Data records:
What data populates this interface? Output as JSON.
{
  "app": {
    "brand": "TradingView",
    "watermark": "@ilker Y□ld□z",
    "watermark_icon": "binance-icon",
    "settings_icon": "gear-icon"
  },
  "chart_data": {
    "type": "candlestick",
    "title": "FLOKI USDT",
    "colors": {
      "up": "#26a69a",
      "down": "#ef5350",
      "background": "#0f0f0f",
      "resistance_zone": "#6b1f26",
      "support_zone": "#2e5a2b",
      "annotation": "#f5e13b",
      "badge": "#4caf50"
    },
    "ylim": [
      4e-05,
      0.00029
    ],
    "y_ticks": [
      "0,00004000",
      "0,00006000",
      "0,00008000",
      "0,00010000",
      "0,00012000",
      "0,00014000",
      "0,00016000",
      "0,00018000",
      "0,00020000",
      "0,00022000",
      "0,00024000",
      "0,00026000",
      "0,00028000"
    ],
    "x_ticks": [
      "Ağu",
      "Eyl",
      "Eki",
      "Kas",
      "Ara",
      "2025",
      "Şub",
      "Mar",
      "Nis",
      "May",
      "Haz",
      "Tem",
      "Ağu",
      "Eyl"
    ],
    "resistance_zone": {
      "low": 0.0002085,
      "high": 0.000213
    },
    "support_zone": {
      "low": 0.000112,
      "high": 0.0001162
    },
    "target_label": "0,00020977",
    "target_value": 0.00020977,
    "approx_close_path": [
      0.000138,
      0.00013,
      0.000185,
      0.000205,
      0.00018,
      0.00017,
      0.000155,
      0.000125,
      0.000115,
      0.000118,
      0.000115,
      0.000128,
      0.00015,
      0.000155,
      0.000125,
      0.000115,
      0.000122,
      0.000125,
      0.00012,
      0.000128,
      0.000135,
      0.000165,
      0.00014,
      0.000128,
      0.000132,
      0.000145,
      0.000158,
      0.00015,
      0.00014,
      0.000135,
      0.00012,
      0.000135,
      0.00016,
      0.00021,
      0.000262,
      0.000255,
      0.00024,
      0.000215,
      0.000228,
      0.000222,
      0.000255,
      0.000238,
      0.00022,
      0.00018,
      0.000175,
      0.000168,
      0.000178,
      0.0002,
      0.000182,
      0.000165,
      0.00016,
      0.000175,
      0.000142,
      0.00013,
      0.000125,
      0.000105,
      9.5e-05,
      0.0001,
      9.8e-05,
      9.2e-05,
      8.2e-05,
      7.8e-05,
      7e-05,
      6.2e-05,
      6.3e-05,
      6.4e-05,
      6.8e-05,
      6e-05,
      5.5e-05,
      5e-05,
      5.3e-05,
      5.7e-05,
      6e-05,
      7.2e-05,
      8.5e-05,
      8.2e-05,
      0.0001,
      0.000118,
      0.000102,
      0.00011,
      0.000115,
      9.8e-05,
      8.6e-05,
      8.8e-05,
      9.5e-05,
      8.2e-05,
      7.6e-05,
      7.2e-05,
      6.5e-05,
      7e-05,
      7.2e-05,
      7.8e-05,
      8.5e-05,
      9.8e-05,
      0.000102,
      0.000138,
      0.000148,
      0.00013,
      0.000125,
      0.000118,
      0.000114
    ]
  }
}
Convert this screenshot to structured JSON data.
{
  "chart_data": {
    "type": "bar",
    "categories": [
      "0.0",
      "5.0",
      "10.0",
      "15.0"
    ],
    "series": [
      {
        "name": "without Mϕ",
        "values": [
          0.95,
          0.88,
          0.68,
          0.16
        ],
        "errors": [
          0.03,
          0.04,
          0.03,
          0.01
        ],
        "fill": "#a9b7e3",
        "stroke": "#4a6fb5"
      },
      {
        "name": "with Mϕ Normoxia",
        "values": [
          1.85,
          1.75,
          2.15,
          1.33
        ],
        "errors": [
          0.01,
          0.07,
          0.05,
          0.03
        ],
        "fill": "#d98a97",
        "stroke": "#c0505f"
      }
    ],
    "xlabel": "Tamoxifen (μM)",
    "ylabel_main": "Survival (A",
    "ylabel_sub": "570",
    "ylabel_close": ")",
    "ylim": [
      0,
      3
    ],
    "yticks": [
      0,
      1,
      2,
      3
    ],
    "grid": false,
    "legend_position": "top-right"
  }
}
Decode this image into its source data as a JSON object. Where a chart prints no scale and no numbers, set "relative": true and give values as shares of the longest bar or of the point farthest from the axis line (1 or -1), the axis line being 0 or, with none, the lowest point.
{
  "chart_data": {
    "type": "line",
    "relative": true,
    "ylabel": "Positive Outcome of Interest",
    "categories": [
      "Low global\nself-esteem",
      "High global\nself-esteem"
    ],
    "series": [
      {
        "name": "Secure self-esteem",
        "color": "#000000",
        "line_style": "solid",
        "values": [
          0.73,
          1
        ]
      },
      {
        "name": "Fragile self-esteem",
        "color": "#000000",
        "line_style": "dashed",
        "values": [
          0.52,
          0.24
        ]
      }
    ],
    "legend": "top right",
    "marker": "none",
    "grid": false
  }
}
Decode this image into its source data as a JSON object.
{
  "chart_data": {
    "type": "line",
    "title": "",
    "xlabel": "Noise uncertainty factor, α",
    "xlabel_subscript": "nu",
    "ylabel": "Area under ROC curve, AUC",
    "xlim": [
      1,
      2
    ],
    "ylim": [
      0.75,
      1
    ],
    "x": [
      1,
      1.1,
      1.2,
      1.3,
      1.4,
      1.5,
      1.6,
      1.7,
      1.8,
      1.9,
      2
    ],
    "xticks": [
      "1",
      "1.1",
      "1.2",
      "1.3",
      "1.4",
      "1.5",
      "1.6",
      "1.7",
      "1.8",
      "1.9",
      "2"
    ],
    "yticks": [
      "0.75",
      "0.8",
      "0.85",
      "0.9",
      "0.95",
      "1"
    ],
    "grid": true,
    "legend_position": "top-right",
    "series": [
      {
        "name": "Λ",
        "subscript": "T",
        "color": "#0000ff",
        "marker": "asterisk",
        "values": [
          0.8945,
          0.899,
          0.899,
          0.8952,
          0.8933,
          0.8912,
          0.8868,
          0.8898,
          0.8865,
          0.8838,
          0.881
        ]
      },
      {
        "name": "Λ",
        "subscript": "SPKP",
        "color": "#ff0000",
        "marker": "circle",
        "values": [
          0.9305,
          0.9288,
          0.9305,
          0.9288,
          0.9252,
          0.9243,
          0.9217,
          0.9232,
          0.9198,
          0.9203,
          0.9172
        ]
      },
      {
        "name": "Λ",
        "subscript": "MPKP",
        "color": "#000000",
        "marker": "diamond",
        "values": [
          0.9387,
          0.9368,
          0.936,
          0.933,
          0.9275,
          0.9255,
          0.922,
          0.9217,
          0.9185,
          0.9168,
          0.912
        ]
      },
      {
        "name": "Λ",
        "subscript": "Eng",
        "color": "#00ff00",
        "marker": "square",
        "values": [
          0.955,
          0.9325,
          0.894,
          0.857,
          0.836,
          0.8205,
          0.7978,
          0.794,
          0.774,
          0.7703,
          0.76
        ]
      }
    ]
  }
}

# REQUIRED WORK:
Gather all the lines that include the word "icon" and copy them out.

# RESULT OF THIS TASK:
    "watermark_icon": "binance-icon",
    "settings_icon": "gear-icon"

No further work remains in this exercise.